From the listing below, work out how many lines contain "Paint". Reply with that number only.
+++
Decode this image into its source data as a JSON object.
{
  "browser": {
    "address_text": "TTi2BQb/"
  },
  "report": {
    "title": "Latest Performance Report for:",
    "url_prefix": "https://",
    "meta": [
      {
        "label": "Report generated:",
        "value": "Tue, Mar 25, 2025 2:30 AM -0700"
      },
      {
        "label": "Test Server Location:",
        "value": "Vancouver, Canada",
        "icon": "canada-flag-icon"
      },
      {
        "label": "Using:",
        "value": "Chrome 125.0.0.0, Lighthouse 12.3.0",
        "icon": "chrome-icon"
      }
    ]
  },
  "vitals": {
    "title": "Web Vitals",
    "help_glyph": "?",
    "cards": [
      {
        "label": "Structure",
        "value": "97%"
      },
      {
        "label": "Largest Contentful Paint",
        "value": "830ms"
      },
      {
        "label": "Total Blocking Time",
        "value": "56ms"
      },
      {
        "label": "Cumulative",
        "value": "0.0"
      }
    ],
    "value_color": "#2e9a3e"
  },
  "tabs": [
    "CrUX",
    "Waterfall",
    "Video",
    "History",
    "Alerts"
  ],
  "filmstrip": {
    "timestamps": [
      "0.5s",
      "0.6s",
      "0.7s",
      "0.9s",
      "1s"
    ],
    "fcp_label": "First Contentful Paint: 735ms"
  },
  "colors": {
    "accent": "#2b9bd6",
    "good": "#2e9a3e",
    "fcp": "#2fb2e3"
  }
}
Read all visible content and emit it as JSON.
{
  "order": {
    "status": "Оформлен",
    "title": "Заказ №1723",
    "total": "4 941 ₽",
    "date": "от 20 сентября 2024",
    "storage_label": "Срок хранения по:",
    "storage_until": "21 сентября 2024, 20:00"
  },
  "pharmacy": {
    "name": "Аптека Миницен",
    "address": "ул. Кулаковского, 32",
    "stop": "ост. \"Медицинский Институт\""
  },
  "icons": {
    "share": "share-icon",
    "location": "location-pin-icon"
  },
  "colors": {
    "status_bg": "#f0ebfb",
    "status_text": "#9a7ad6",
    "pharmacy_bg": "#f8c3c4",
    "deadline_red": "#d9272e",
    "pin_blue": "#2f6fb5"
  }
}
+++
▸ **REPLY TO THE TASK**: 2